Saved data entries:
--- Start ---

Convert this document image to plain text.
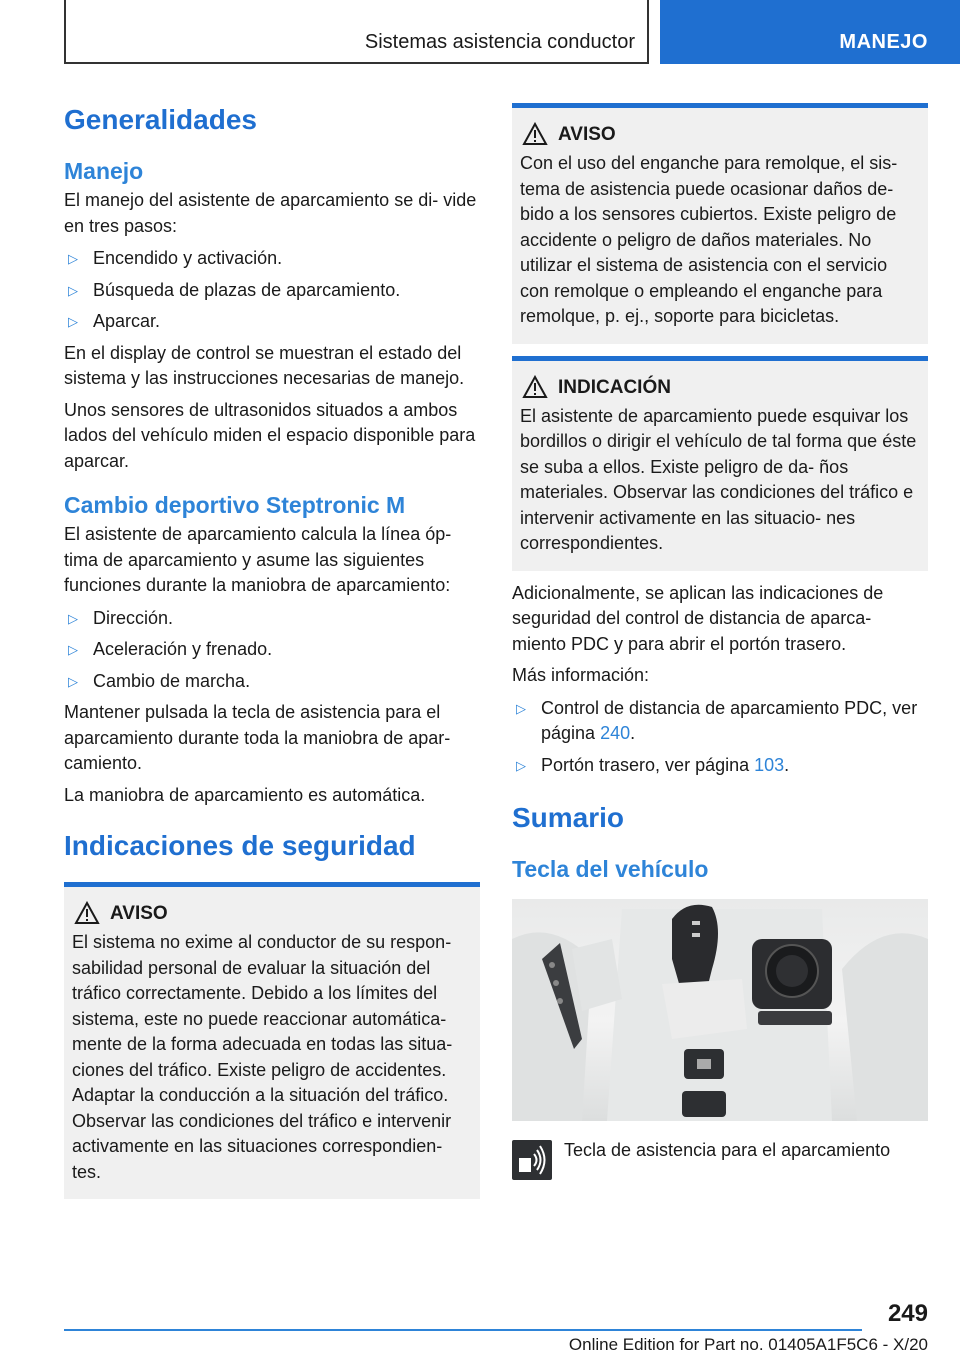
Sistemas asistencia conductor	MANEJO
Generalidades
Manejo

El manejo del asistente de aparcamiento se di- vide en tres pasos:

▷ Encendido y activación.
▷ Búsqueda de plazas de aparcamiento.
▷ Aparcar.

En el display de control se muestran el estado del sistema y las instrucciones necesarias de manejo.

Unos sensores de ultrasonidos situados a ambos lados del vehículo miden el espacio disponible para aparcar.

Cambio deportivo Steptronic M

El asistente de aparcamiento calcula la línea óp- tima de aparcamiento y asume las siguientes funciones durante la maniobra de aparcamiento:

▷ Dirección.
▷ Aceleración y frenado.
▷ Cambio de marcha.

Mantener pulsada la tecla de asistencia para el aparcamiento durante toda la maniobra de apar- camiento.

La maniobra de aparcamiento es automática.

Indicaciones de seguridad
AVISO

El sistema no exime al conductor de su respon- sabilidad personal de evaluar la situación del tráfico correctamente. Debido a los límites del sistema, este no puede reaccionar automática- mente de la forma adecuada en todas las situa- ciones del tráfico. Existe peligro de accidentes. Adaptar la conducción a la situación del tráfico. Observar las condiciones del tráfico e intervenir activamente en las situaciones correspondien- tes.

AVISO

Con el uso del enganche para remolque, el sis- tema de asistencia puede ocasionar daños de- bido a los sensores cubiertos. Existe peligro de accidente o peligro de daños materiales. No utilizar el sistema de asistencia con el servicio con remolque o empleando el enganche para remolque, p. ej., soporte para bicicletas.

INDICACIÓN

El asistente de aparcamiento puede esquivar los bordillos o dirigir el vehículo de tal forma que éste se suba a ellos. Existe peligro de da- ños materiales. Observar las condiciones del tráfico e intervenir activamente en las situacio- nes correspondientes.

Adicionalmente, se aplican las indicaciones de seguridad del control de distancia de aparca- miento PDC y para abrir el portón trasero.

Más información:

▷ Control de distancia de aparcamiento PDC, ver página 240.
▷ Portón trasero, ver página 103.
Sumario
Tecla del vehículo

Tecla de asistencia para el aparcamiento

249
Online Edition for Part no. 01405A1F5C6 - X/20
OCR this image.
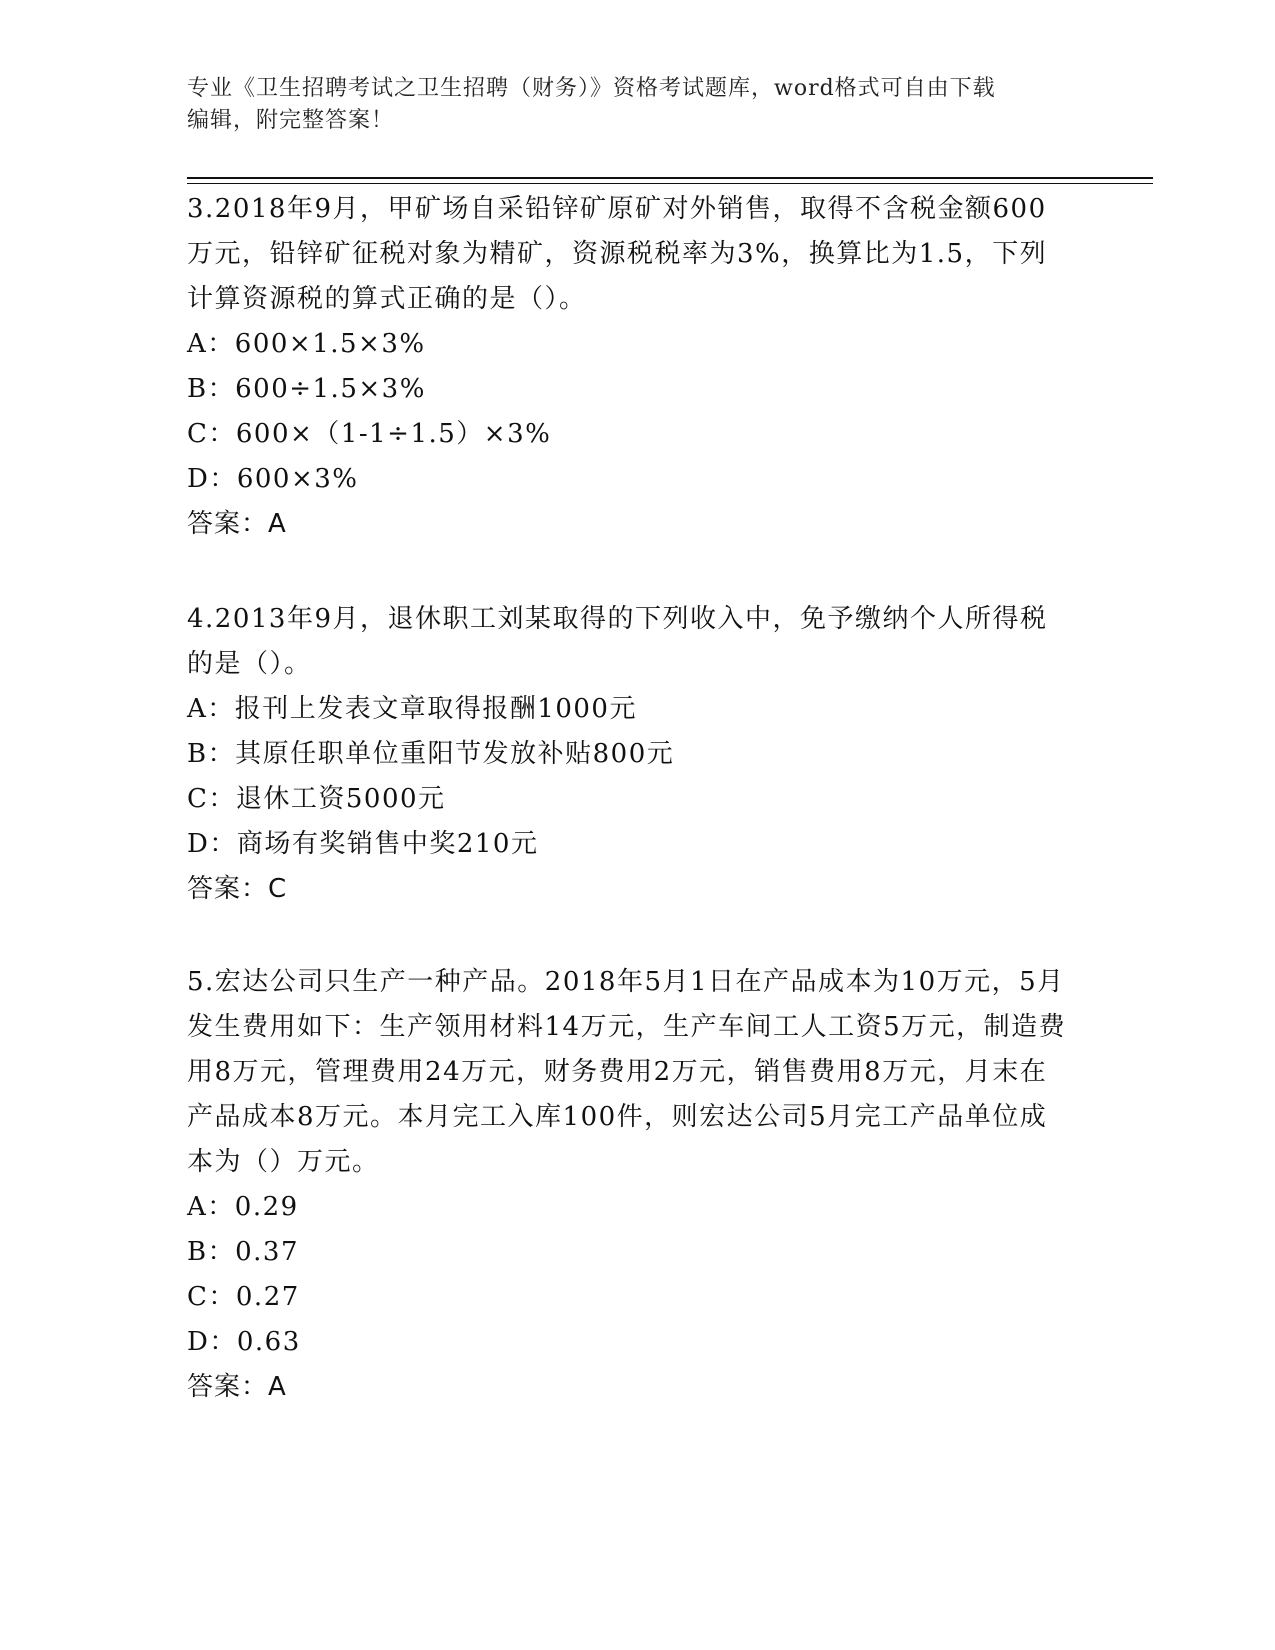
专业《卫生招聘考试之卫生招聘（财务）》资格考试题库，word格式可自由下载
编辑，附完整答案！

3.2018年9月，甲矿场自采铅锌矿原矿对外销售，取得不含税金额600万元，铅锌矿征税对象为精矿，资源税税率为3%，换算比为1.5，下列计算资源税的算式正确的是（）。

A：600×1.5×3%
B：600÷1.5×3%
C：600×（1-1÷1.5）×3%
D：600×3%
答案：A

4.2013年9月，退休职工刘某取得的下列收入中，免予缴纳个人所得税的是（）。

A：报刊上发表文章取得报酬1000元
B：其原任职单位重阳节发放补贴800元
C：退休工资5000元
D：商场有奖销售中奖210元
答案：C

5.宏达公司只生产一种产品。2018年5月1日在产品成本为10万元，5月发生费用如下：生产领用材料14万元，生产车间工人工资5万元，制造费用8万元，管理费用24万元，财务费用2万元，销售费用8万元，月末在产品成本8万元。本月完工入库100件，则宏达公司5月完工产品单位成本为（）万元。

A：0.29
B：0.37
C：0.27
D：0.63
答案：A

--- End ---

**Problem details:**
Output exactly the lines from the one containing "OCR this image." through the last line of the records above, both included, leaving out any pictures.

**Complete output:**
OCR this image.
专业《卫生招聘考试之卫生招聘（财务）》资格考试题库，word格式可自由下载
编辑，附完整答案！

3.2018年9月，甲矿场自采铅锌矿原矿对外销售，取得不含税金额600万元，铅锌矿征税对象为精矿，资源税税率为3%，换算比为1.5，下列计算资源税的算式正确的是（）。

A：600×1.5×3%
B：600÷1.5×3%
C：600×（1-1÷1.5）×3%
D：600×3%
答案：A

4.2013年9月，退休职工刘某取得的下列收入中，免予缴纳个人所得税的是（）。

A：报刊上发表文章取得报酬1000元
B：其原任职单位重阳节发放补贴800元
C：退休工资5000元
D：商场有奖销售中奖210元
答案：C

5.宏达公司只生产一种产品。2018年5月1日在产品成本为10万元，5月发生费用如下：生产领用材料14万元，生产车间工人工资5万元，制造费用8万元，管理费用24万元，财务费用2万元，销售费用8万元，月末在产品成本8万元。本月完工入库100件，则宏达公司5月完工产品单位成本为（）万元。

A：0.29
B：0.37
C：0.27
D：0.63
答案：A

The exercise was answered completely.